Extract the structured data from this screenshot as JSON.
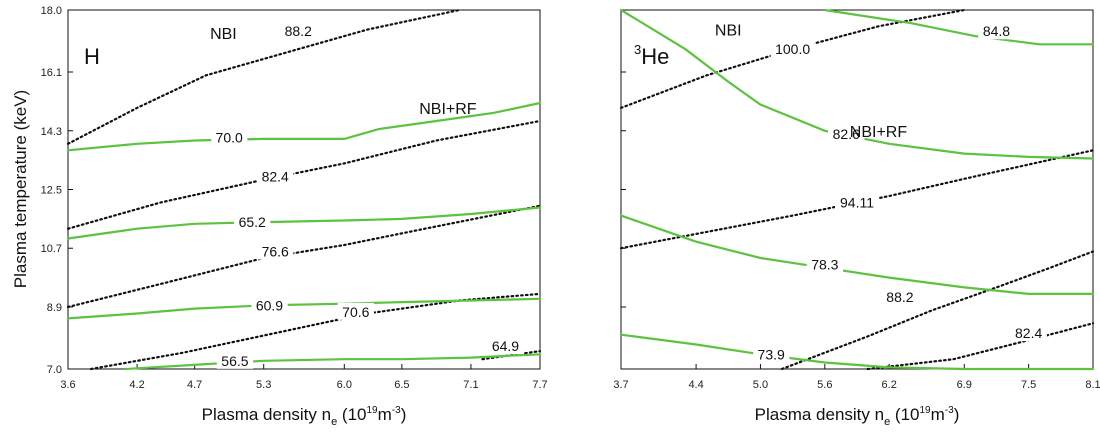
{
  "chart_data": [
    {
      "type": "line",
      "panel_label": "H",
      "ylabel": "Plasma temperature (keV)",
      "xlabel_main": "Plasma density n",
      "xlabel_sub": "e",
      "xlabel_unit_open": " (10",
      "xlabel_unit_exp1": "19",
      "xlabel_unit_mid": "m",
      "xlabel_unit_exp2": "-3",
      "xlabel_unit_close": ")",
      "xlim": [
        3.6,
        7.7
      ],
      "ylim": [
        7.0,
        18.0
      ],
      "xticks": [
        "3.6",
        "4.2",
        "4.7",
        "5.3",
        "6.0",
        "6.5",
        "7.1",
        "7.7"
      ],
      "yticks": [
        "7.0",
        "8.9",
        "10.7",
        "12.5",
        "14.3",
        "16.1",
        "18.0"
      ],
      "annotations": [
        {
          "text": "NBI",
          "x": 4.95,
          "y": 17.3
        },
        {
          "text": "NBI+RF",
          "x": 6.9,
          "y": 15.0
        }
      ],
      "series": [
        {
          "name": "NBI",
          "label": "88.2",
          "label_at": [
            5.6,
            17.35
          ],
          "points": [
            [
              3.6,
              13.9
            ],
            [
              4.2,
              15.0
            ],
            [
              4.8,
              16.0
            ],
            [
              5.5,
              16.7
            ],
            [
              6.2,
              17.4
            ],
            [
              7.0,
              18.0
            ]
          ]
        },
        {
          "name": "NBI",
          "label": "82.4",
          "label_at": [
            5.4,
            12.9
          ],
          "points": [
            [
              3.6,
              11.3
            ],
            [
              4.4,
              12.1
            ],
            [
              5.3,
              12.8
            ],
            [
              6.0,
              13.3
            ],
            [
              6.8,
              14.0
            ],
            [
              7.7,
              14.6
            ]
          ]
        },
        {
          "name": "NBI",
          "label": "76.6",
          "label_at": [
            5.4,
            10.6
          ],
          "points": [
            [
              3.6,
              8.9
            ],
            [
              4.4,
              9.6
            ],
            [
              5.3,
              10.4
            ],
            [
              6.0,
              10.8
            ],
            [
              6.7,
              11.3
            ],
            [
              7.7,
              12.0
            ]
          ]
        },
        {
          "name": "NBI",
          "label": "70.6",
          "label_at": [
            6.1,
            8.75
          ],
          "points": [
            [
              3.8,
              7.0
            ],
            [
              4.6,
              7.5
            ],
            [
              5.4,
              8.1
            ],
            [
              6.2,
              8.7
            ],
            [
              7.0,
              9.1
            ],
            [
              7.7,
              9.3
            ]
          ]
        },
        {
          "name": "NBI",
          "label": "64.9",
          "label_at": [
            7.4,
            7.7
          ],
          "points": [
            [
              7.2,
              7.3
            ],
            [
              7.5,
              7.45
            ],
            [
              7.7,
              7.55
            ]
          ]
        },
        {
          "name": "NBI+RF",
          "label": "70.0",
          "label_at": [
            5.0,
            14.1
          ],
          "points": [
            [
              3.6,
              13.7
            ],
            [
              4.2,
              13.9
            ],
            [
              4.7,
              14.0
            ],
            [
              5.3,
              14.05
            ],
            [
              6.0,
              14.05
            ],
            [
              6.3,
              14.35
            ],
            [
              6.8,
              14.6
            ],
            [
              7.3,
              14.85
            ],
            [
              7.7,
              15.15
            ]
          ]
        },
        {
          "name": "NBI+RF",
          "label": "65.2",
          "label_at": [
            5.2,
            11.5
          ],
          "points": [
            [
              3.6,
              11.0
            ],
            [
              4.2,
              11.3
            ],
            [
              4.7,
              11.45
            ],
            [
              5.3,
              11.5
            ],
            [
              6.0,
              11.55
            ],
            [
              6.5,
              11.6
            ],
            [
              7.1,
              11.75
            ],
            [
              7.7,
              11.95
            ]
          ]
        },
        {
          "name": "NBI+RF",
          "label": "60.9",
          "label_at": [
            5.35,
            8.95
          ],
          "points": [
            [
              3.6,
              8.55
            ],
            [
              4.2,
              8.7
            ],
            [
              4.7,
              8.85
            ],
            [
              5.3,
              8.95
            ],
            [
              6.0,
              9.0
            ],
            [
              6.5,
              9.05
            ],
            [
              7.1,
              9.1
            ],
            [
              7.7,
              9.15
            ]
          ]
        },
        {
          "name": "NBI+RF",
          "label": "56.5",
          "label_at": [
            5.05,
            7.25
          ],
          "points": [
            [
              4.1,
              7.0
            ],
            [
              4.8,
              7.15
            ],
            [
              5.3,
              7.25
            ],
            [
              6.0,
              7.3
            ],
            [
              6.5,
              7.3
            ],
            [
              7.1,
              7.35
            ],
            [
              7.7,
              7.45
            ]
          ]
        }
      ]
    },
    {
      "type": "line",
      "panel_label": "He",
      "panel_label_sup": "3",
      "ylabel": "",
      "xlabel_main": "Plasma density n",
      "xlabel_sub": "e",
      "xlabel_unit_open": " (10",
      "xlabel_unit_exp1": "19",
      "xlabel_unit_mid": "m",
      "xlabel_unit_exp2": "-3",
      "xlabel_unit_close": ")",
      "xlim": [
        3.7,
        8.1
      ],
      "ylim": [
        7.0,
        18.0
      ],
      "xticks": [
        "3.7",
        "4.4",
        "5.0",
        "5.6",
        "6.2",
        "6.9",
        "7.5",
        "8.1"
      ],
      "yticks": [],
      "annotations": [
        {
          "text": "NBI",
          "x": 4.7,
          "y": 17.4
        },
        {
          "text": "NBI+RF",
          "x": 6.1,
          "y": 14.3
        }
      ],
      "series": [
        {
          "name": "NBI",
          "label": "100.0",
          "label_at": [
            5.3,
            16.8
          ],
          "points": [
            [
              3.7,
              15.0
            ],
            [
              4.5,
              16.0
            ],
            [
              5.3,
              16.8
            ],
            [
              6.1,
              17.5
            ],
            [
              6.9,
              18.0
            ]
          ]
        },
        {
          "name": "NBI",
          "label": "94.11",
          "label_at": [
            5.9,
            12.1
          ],
          "points": [
            [
              3.7,
              10.7
            ],
            [
              4.5,
              11.2
            ],
            [
              5.3,
              11.7
            ],
            [
              6.2,
              12.3
            ],
            [
              7.0,
              12.9
            ],
            [
              8.1,
              13.7
            ]
          ]
        },
        {
          "name": "NBI",
          "label": "88.2",
          "label_at": [
            6.3,
            9.2
          ],
          "points": [
            [
              5.2,
              7.0
            ],
            [
              6.0,
              8.0
            ],
            [
              6.6,
              8.8
            ],
            [
              7.2,
              9.5
            ],
            [
              7.7,
              10.1
            ],
            [
              8.1,
              10.6
            ]
          ]
        },
        {
          "name": "NBI",
          "label": "82.4",
          "label_at": [
            7.5,
            8.1
          ],
          "points": [
            [
              6.0,
              7.0
            ],
            [
              6.8,
              7.3
            ],
            [
              7.4,
              7.8
            ],
            [
              8.1,
              8.4
            ]
          ]
        },
        {
          "name": "NBI+RF",
          "label": "84.8",
          "label_at": [
            7.2,
            17.35
          ],
          "points": [
            [
              5.6,
              18.0
            ],
            [
              6.4,
              17.6
            ],
            [
              7.0,
              17.2
            ],
            [
              7.6,
              16.95
            ],
            [
              8.1,
              16.95
            ]
          ]
        },
        {
          "name": "NBI+RF",
          "label": "82.6",
          "label_at": [
            5.8,
            14.2
          ],
          "points": [
            [
              3.7,
              18.0
            ],
            [
              4.3,
              16.8
            ],
            [
              4.7,
              15.8
            ],
            [
              5.0,
              15.1
            ],
            [
              5.6,
              14.3
            ],
            [
              6.2,
              13.9
            ],
            [
              6.9,
              13.6
            ],
            [
              7.5,
              13.5
            ],
            [
              8.1,
              13.45
            ]
          ]
        },
        {
          "name": "NBI+RF",
          "label": "78.3",
          "label_at": [
            5.6,
            10.2
          ],
          "points": [
            [
              3.7,
              11.7
            ],
            [
              4.4,
              10.9
            ],
            [
              5.0,
              10.4
            ],
            [
              5.6,
              10.1
            ],
            [
              6.2,
              9.8
            ],
            [
              6.9,
              9.5
            ],
            [
              7.5,
              9.3
            ],
            [
              8.1,
              9.3
            ]
          ]
        },
        {
          "name": "NBI+RF",
          "label": "73.9",
          "label_at": [
            5.1,
            7.45
          ],
          "points": [
            [
              3.7,
              8.05
            ],
            [
              4.4,
              7.75
            ],
            [
              5.0,
              7.45
            ],
            [
              5.6,
              7.2
            ],
            [
              6.2,
              7.05
            ],
            [
              6.9,
              7.0
            ],
            [
              8.1,
              7.0
            ]
          ]
        }
      ]
    }
  ]
}
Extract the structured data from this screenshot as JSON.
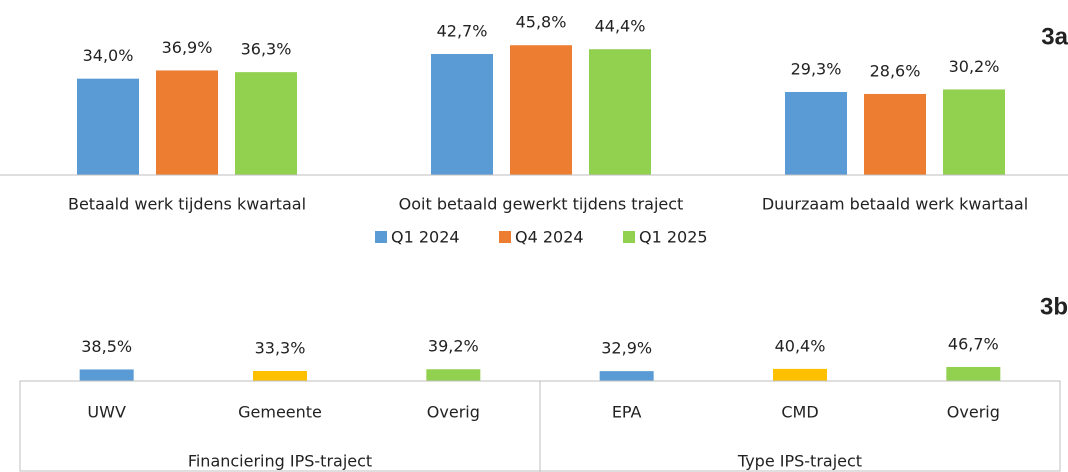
{
  "chart_data": [
    {
      "type": "bar",
      "title": "3a",
      "categories": [
        "Betaald werk tijdens kwartaal",
        "Ooit betaald gewerkt tijdens traject",
        "Duurzaam betaald werk kwartaal"
      ],
      "series": [
        {
          "name": "Q1 2024",
          "color": "#5b9bd5",
          "values": [
            34.0,
            42.7,
            29.3
          ],
          "value_labels": [
            "34,0%",
            "42,7%",
            "29,3%"
          ]
        },
        {
          "name": "Q4 2024",
          "color": "#ed7d31",
          "values": [
            36.9,
            45.8,
            28.6
          ],
          "value_labels": [
            "36,9%",
            "45,8%",
            "28,6%"
          ]
        },
        {
          "name": "Q1 2025",
          "color": "#92d050",
          "values": [
            36.3,
            44.4,
            30.2
          ],
          "value_labels": [
            "36,3%",
            "44,4%",
            "30,2%"
          ]
        }
      ],
      "ylim": [
        0,
        60
      ],
      "legend": "bottom"
    },
    {
      "type": "bar",
      "title": "3b",
      "categories": [
        "UWV",
        "Gemeente",
        "Overig",
        "EPA",
        "CMD",
        "Overig"
      ],
      "values": [
        38.5,
        33.3,
        39.2,
        32.9,
        40.4,
        46.7
      ],
      "value_labels": [
        "38,5%",
        "33,3%",
        "39,2%",
        "32,9%",
        "40,4%",
        "46,7%"
      ],
      "colors": [
        "#5b9bd5",
        "#ffc000",
        "#92d050",
        "#5b9bd5",
        "#ffc000",
        "#92d050"
      ],
      "groups": [
        "Financiering IPS-traject",
        "Type IPS-traject"
      ],
      "ylim": [
        0,
        150
      ]
    }
  ]
}
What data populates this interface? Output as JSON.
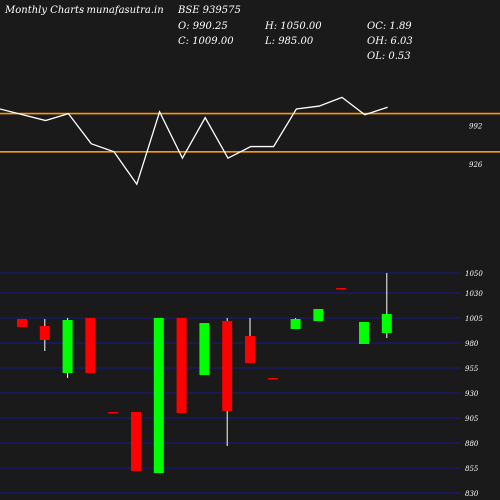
{
  "header": {
    "title": "Monthly Charts",
    "source": "- munafasutra.in",
    "symbol": "BSE 939575",
    "open": "O: 990.25",
    "close": "C: 1009.00",
    "high": "H: 1050.00",
    "low": "L: 985.00",
    "oc": "OC: 1.89",
    "oh": "OH: 6.03",
    "ol": "OL: 0.53"
  },
  "colors": {
    "background": "#1a1a1a",
    "up": "#00ff00",
    "down": "#ff0000",
    "level_line": "#ff9900",
    "grid": "#1a1a8a",
    "text": "#ffffff"
  },
  "chart_data": [
    {
      "type": "line",
      "panel": "indicator",
      "y_ticks": [
        "992",
        "926"
      ],
      "levels": [
        992,
        926
      ],
      "values": [
        1000,
        990,
        980,
        992,
        940,
        926,
        870,
        995,
        915,
        985,
        915,
        935,
        935,
        1000,
        1005,
        1020,
        990,
        1003
      ]
    },
    {
      "type": "candlestick",
      "panel": "price",
      "ylim": [
        830,
        1055
      ],
      "y_ticks": [
        "1050",
        "1030",
        "1005",
        "980",
        "955",
        "930",
        "905",
        "880",
        "855",
        "830"
      ],
      "candles": [
        {
          "open": 1004,
          "close": 996,
          "high": 1004,
          "low": 996
        },
        {
          "open": 997,
          "close": 983,
          "high": 1004,
          "low": 972
        },
        {
          "open": 950,
          "close": 1003,
          "high": 1005,
          "low": 945
        },
        {
          "open": 1005,
          "close": 950,
          "high": 1005,
          "low": 950
        },
        {
          "open": 911,
          "close": 910,
          "high": 911,
          "low": 910
        },
        {
          "open": 911,
          "close": 852,
          "high": 911,
          "low": 852
        },
        {
          "open": 850,
          "close": 1005,
          "high": 1005,
          "low": 850
        },
        {
          "open": 1005,
          "close": 910,
          "high": 1005,
          "low": 910
        },
        {
          "open": 948,
          "close": 1000,
          "high": 1000,
          "low": 948
        },
        {
          "open": 1002,
          "close": 912,
          "high": 1005,
          "low": 877
        },
        {
          "open": 987,
          "close": 960,
          "high": 1005,
          "low": 960
        },
        {
          "open": 945,
          "close": 944,
          "high": 945,
          "low": 944
        },
        {
          "open": 994,
          "close": 1004,
          "high": 1005,
          "low": 994
        },
        {
          "open": 1002,
          "close": 1014,
          "high": 1014,
          "low": 1002
        },
        {
          "open": 1035,
          "close": 1034,
          "high": 1035,
          "low": 1034
        },
        {
          "open": 979,
          "close": 1001,
          "high": 1001,
          "low": 979
        },
        {
          "open": 990,
          "close": 1009,
          "high": 1050,
          "low": 985
        }
      ]
    }
  ]
}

···

◆ REQUIREMENTS ◆
Gather each line in the data that holds the string "tijdens".

◆ OUTPUT FOR THIS EXERCISE ◆
        "Betaald werk tijdens kwartaal",
        "Ooit betaald gewerkt tijdens traject",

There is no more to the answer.